* **Your instructions**
Reproduce each line bearing the word "Digestion".

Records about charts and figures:
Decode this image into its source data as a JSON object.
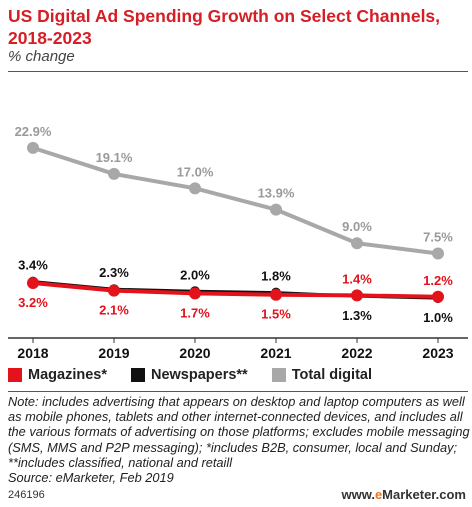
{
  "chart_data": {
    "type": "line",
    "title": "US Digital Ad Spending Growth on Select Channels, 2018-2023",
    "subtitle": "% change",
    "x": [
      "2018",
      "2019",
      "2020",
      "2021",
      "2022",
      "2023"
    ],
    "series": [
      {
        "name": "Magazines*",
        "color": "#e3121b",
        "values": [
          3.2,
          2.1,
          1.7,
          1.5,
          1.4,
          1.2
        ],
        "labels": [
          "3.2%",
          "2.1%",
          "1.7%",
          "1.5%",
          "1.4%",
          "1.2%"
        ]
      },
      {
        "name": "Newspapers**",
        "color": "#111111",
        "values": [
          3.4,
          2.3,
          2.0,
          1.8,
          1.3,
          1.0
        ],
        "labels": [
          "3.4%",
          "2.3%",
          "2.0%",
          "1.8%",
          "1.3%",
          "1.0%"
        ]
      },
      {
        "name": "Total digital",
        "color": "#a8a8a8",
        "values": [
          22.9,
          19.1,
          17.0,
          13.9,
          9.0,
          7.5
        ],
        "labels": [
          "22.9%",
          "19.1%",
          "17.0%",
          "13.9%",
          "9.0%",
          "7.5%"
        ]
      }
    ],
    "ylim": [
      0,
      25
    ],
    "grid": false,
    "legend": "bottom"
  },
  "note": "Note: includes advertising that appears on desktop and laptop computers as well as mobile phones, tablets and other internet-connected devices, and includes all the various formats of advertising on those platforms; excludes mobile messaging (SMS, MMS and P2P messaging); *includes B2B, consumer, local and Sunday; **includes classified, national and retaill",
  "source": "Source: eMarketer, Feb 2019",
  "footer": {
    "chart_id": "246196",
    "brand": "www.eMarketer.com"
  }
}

* * *

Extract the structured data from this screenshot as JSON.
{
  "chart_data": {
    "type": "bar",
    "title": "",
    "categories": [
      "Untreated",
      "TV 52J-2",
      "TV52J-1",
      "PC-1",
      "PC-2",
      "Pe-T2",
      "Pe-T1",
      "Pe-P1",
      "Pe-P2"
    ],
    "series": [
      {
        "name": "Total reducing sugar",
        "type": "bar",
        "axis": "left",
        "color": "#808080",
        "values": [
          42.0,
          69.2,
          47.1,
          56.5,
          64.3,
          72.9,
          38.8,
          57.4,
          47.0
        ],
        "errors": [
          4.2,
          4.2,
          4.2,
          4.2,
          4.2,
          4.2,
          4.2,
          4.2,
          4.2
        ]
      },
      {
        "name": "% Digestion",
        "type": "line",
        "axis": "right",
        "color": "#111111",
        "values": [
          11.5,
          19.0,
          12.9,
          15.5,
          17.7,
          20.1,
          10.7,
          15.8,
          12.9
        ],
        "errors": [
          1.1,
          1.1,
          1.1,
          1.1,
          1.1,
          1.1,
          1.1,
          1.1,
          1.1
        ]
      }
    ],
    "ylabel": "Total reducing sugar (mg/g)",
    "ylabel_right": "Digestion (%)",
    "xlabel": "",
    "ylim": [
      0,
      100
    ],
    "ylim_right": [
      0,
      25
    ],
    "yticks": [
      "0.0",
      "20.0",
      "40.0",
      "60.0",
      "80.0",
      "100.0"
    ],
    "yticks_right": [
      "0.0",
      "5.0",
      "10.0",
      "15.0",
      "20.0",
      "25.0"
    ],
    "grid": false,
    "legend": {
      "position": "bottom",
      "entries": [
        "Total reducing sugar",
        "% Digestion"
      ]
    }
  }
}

* **The solution**
        "name": "% Digestion",
    "ylabel_right": "Digestion (%)",
        "% Digestion"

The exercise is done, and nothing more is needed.